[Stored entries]
--- START ---
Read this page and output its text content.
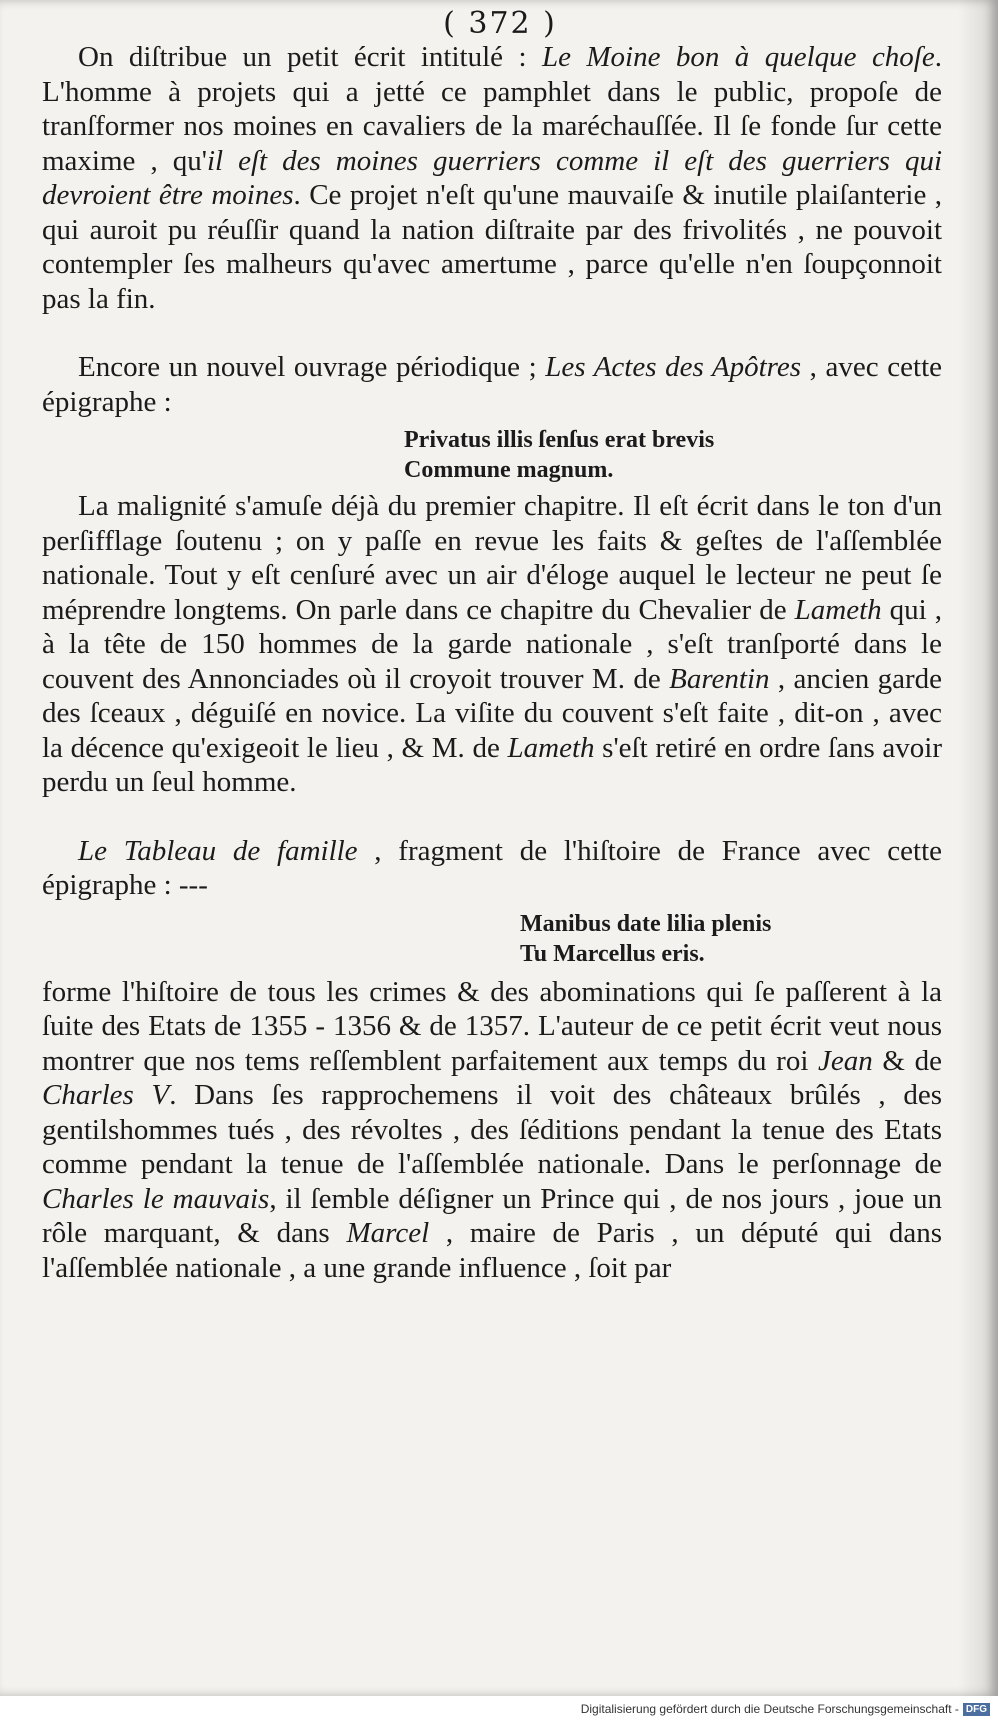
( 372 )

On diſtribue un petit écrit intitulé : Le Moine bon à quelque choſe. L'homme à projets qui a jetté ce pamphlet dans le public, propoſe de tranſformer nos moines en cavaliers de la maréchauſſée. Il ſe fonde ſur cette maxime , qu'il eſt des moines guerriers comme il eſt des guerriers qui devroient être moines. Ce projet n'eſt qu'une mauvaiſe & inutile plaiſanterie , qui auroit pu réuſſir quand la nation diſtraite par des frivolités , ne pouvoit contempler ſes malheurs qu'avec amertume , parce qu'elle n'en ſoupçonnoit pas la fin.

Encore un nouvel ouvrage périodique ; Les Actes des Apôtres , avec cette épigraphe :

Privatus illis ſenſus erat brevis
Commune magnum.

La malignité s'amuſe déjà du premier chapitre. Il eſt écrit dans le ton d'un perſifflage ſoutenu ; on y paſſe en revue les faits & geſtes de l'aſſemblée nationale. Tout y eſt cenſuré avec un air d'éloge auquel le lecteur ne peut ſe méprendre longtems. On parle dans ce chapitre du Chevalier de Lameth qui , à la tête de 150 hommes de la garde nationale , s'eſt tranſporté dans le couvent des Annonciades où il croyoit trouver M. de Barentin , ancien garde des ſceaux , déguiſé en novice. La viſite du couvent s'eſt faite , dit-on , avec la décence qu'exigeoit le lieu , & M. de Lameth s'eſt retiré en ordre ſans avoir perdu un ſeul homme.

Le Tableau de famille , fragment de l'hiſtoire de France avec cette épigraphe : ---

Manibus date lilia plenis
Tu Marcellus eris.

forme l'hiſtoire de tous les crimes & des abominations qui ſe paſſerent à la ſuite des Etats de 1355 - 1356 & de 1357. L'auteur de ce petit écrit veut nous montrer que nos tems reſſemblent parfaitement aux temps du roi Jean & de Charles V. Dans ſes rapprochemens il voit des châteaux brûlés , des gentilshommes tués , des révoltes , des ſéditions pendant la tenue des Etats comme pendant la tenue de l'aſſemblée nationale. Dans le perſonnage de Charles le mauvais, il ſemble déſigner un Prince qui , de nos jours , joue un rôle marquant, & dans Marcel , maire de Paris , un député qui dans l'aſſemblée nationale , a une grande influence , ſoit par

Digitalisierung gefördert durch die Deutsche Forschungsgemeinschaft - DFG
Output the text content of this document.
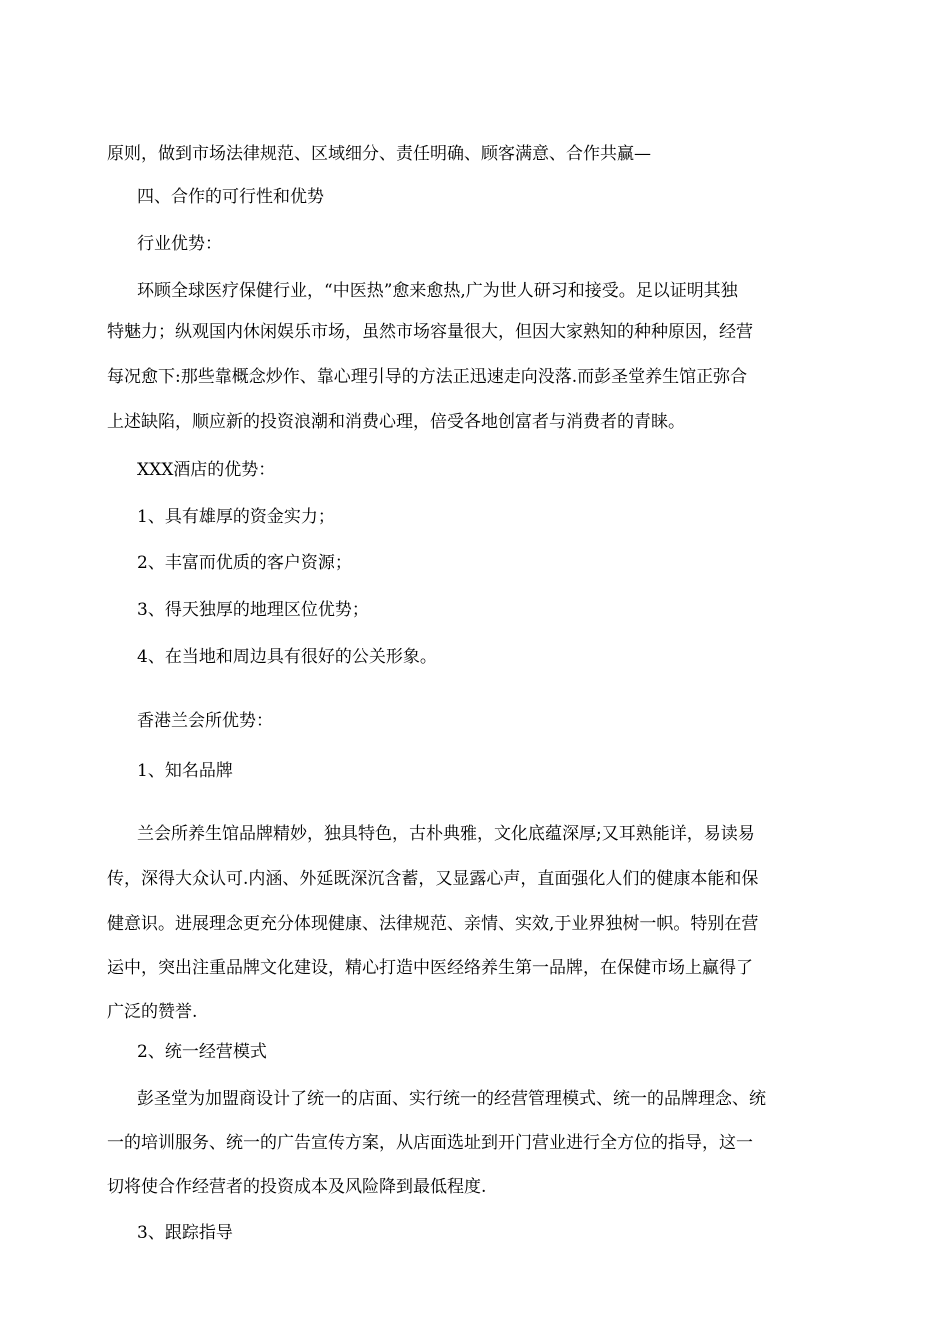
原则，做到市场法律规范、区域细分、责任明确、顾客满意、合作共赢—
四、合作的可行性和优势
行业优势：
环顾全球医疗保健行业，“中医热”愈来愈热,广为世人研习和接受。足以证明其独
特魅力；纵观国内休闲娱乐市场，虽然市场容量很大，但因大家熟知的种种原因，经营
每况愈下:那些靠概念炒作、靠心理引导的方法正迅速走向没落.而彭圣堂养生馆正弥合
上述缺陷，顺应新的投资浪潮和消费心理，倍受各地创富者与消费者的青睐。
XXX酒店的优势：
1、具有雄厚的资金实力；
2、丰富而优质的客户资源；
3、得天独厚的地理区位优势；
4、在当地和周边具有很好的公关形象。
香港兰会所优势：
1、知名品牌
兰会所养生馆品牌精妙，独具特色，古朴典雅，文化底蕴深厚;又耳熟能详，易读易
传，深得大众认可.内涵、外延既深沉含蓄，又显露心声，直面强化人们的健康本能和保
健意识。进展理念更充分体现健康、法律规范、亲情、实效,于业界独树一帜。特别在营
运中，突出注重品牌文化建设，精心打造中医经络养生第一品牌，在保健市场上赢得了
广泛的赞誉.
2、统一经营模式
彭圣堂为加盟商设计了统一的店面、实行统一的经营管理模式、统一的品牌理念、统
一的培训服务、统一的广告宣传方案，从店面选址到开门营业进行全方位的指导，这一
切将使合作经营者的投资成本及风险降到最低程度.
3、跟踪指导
--- END ---
TASK ▸
Each entry must be retyped word for word, with every image omitted.

SOLUTION ▸
Read this page and output its text content.
( 372 )

On diſtribue un petit écrit intitulé : Le Moine bon à quelque choſe. L'homme à projets qui a jetté ce pamphlet dans le public, propoſe de tranſformer nos moines en cavaliers de la maréchauſſée. Il ſe fonde ſur cette maxime , qu'il eſt des moines guerriers comme il eſt des guerriers qui devroient être moines. Ce projet n'eſt qu'une mauvaiſe & inutile plaiſanterie , qui auroit pu réuſſir quand la nation diſtraite par des frivolités , ne pouvoit contempler ſes malheurs qu'avec amertume , parce qu'elle n'en ſoupçonnoit pas la fin.

Encore un nouvel ouvrage périodique ; Les Actes des Apôtres , avec cette épigraphe :

Privatus illis ſenſus erat brevis
Commune magnum.

La malignité s'amuſe déjà du premier chapitre. Il eſt écrit dans le ton d'un perſifflage ſoutenu ; on y paſſe en revue les faits & geſtes de l'aſſemblée nationale. Tout y eſt cenſuré avec un air d'éloge auquel le lecteur ne peut ſe méprendre longtems. On parle dans ce chapitre du Chevalier de Lameth qui , à la tête de 150 hommes de la garde nationale , s'eſt tranſporté dans le couvent des Annonciades où il croyoit trouver M. de Barentin , ancien garde des ſceaux , déguiſé en novice. La viſite du couvent s'eſt faite , dit-on , avec la décence qu'exigeoit le lieu , & M. de Lameth s'eſt retiré en ordre ſans avoir perdu un ſeul homme.

Le Tableau de famille , fragment de l'hiſtoire de France avec cette épigraphe : ---

Manibus date lilia plenis
Tu Marcellus eris.

forme l'hiſtoire de tous les crimes & des abominations qui ſe paſſerent à la ſuite des Etats de 1355 - 1356 & de 1357. L'auteur de ce petit écrit veut nous montrer que nos tems reſſemblent parfaitement aux temps du roi Jean & de Charles V. Dans ſes rapprochemens il voit des châteaux brûlés , des gentilshommes tués , des révoltes , des ſéditions pendant la tenue des Etats comme pendant la tenue de l'aſſemblée nationale. Dans le perſonnage de Charles le mauvais, il ſemble déſigner un Prince qui , de nos jours , joue un rôle marquant, & dans Marcel , maire de Paris , un député qui dans l'aſſemblée nationale , a une grande influence , ſoit par

Digitalisierung gefördert durch die Deutsche Forschungsgemeinschaft - DFG
Output the text content of this document.
原则，做到市场法律规范、区域细分、责任明确、顾客满意、合作共赢—
四、合作的可行性和优势
行业优势：
环顾全球医疗保健行业，“中医热”愈来愈热,广为世人研习和接受。足以证明其独
特魅力；纵观国内休闲娱乐市场，虽然市场容量很大，但因大家熟知的种种原因，经营
每况愈下:那些靠概念炒作、靠心理引导的方法正迅速走向没落.而彭圣堂养生馆正弥合
上述缺陷，顺应新的投资浪潮和消费心理，倍受各地创富者与消费者的青睐。
XXX酒店的优势：
1、具有雄厚的资金实力；
2、丰富而优质的客户资源；
3、得天独厚的地理区位优势；
4、在当地和周边具有很好的公关形象。
香港兰会所优势：
1、知名品牌
兰会所养生馆品牌精妙，独具特色，古朴典雅，文化底蕴深厚;又耳熟能详，易读易
传，深得大众认可.内涵、外延既深沉含蓄，又显露心声，直面强化人们的健康本能和保
健意识。进展理念更充分体现健康、法律规范、亲情、实效,于业界独树一帜。特别在营
运中，突出注重品牌文化建设，精心打造中医经络养生第一品牌，在保健市场上赢得了
广泛的赞誉.
2、统一经营模式
彭圣堂为加盟商设计了统一的店面、实行统一的经营管理模式、统一的品牌理念、统
一的培训服务、统一的广告宣传方案，从店面选址到开门营业进行全方位的指导，这一
切将使合作经营者的投资成本及风险降到最低程度.
3、跟踪指导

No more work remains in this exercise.